===== Entries provided

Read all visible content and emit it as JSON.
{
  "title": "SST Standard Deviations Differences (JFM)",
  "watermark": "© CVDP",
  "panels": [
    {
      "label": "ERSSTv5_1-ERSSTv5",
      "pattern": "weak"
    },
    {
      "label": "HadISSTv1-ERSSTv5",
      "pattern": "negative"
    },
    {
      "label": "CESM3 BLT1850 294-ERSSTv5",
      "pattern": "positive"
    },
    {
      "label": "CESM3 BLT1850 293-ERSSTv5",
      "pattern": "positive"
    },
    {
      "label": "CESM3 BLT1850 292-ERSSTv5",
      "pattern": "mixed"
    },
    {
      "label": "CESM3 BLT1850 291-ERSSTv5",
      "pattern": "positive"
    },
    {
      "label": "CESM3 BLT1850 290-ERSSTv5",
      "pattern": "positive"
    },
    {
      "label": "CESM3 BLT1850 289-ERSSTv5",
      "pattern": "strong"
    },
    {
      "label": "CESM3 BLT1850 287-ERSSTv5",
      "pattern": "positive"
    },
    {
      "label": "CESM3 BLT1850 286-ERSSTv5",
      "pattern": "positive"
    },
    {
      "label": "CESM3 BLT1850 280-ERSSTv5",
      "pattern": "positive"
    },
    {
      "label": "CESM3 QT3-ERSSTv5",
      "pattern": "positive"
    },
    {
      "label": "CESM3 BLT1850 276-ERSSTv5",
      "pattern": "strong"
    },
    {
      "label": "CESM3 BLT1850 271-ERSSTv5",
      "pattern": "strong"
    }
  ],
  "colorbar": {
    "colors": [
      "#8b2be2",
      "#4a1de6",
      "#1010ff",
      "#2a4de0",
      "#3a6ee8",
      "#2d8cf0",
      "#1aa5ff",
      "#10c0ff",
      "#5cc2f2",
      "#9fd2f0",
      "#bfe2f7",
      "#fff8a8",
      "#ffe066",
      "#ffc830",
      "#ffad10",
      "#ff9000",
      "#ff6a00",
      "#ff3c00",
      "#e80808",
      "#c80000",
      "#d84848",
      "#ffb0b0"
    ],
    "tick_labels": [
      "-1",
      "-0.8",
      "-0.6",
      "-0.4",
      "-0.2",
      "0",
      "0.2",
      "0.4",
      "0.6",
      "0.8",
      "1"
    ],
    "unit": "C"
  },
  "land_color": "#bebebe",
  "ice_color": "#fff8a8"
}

==========

Task instructions:
From the records above, extract each line exactly as shown.

Task result:
Read all visible content and emit it as JSON.
{
  "title": "SST Standard Deviations Differences (JFM)",
  "watermark": "© CVDP",
  "panels": [
    {
      "label": "ERSSTv5_1-ERSSTv5",
      "pattern": "weak"
    },
    {
      "label": "HadISSTv1-ERSSTv5",
      "pattern": "negative"
    },
    {
      "label": "CESM3 BLT1850 294-ERSSTv5",
      "pattern": "positive"
    },
    {
      "label": "CESM3 BLT1850 293-ERSSTv5",
      "pattern": "positive"
    },
    {
      "label": "CESM3 BLT1850 292-ERSSTv5",
      "pattern": "mixed"
    },
    {
      "label": "CESM3 BLT1850 291-ERSSTv5",
      "pattern": "positive"
    },
    {
      "label": "CESM3 BLT1850 290-ERSSTv5",
      "pattern": "positive"
    },
    {
      "label": "CESM3 BLT1850 289-ERSSTv5",
      "pattern": "strong"
    },
    {
      "label": "CESM3 BLT1850 287-ERSSTv5",
      "pattern": "positive"
    },
    {
      "label": "CESM3 BLT1850 286-ERSSTv5",
      "pattern": "positive"
    },
    {
      "label": "CESM3 BLT1850 280-ERSSTv5",
      "pattern": "positive"
    },
    {
      "label": "CESM3 QT3-ERSSTv5",
      "pattern": "positive"
    },
    {
      "label": "CESM3 BLT1850 276-ERSSTv5",
      "pattern": "strong"
    },
    {
      "label": "CESM3 BLT1850 271-ERSSTv5",
      "pattern": "strong"
    }
  ],
  "colorbar": {
    "colors": [
      "#8b2be2",
      "#4a1de6",
      "#1010ff",
      "#2a4de0",
      "#3a6ee8",
      "#2d8cf0",
      "#1aa5ff",
      "#10c0ff",
      "#5cc2f2",
      "#9fd2f0",
      "#bfe2f7",
      "#fff8a8",
      "#ffe066",
      "#ffc830",
      "#ffad10",
      "#ff9000",
      "#ff6a00",
      "#ff3c00",
      "#e80808",
      "#c80000",
      "#d84848",
      "#ffb0b0"
    ],
    "tick_labels": [
      "-1",
      "-0.8",
      "-0.6",
      "-0.4",
      "-0.2",
      "0",
      "0.2",
      "0.4",
      "0.6",
      "0.8",
      "1"
    ],
    "unit": "C"
  },
  "land_color": "#bebebe",
  "ice_color": "#fff8a8"
}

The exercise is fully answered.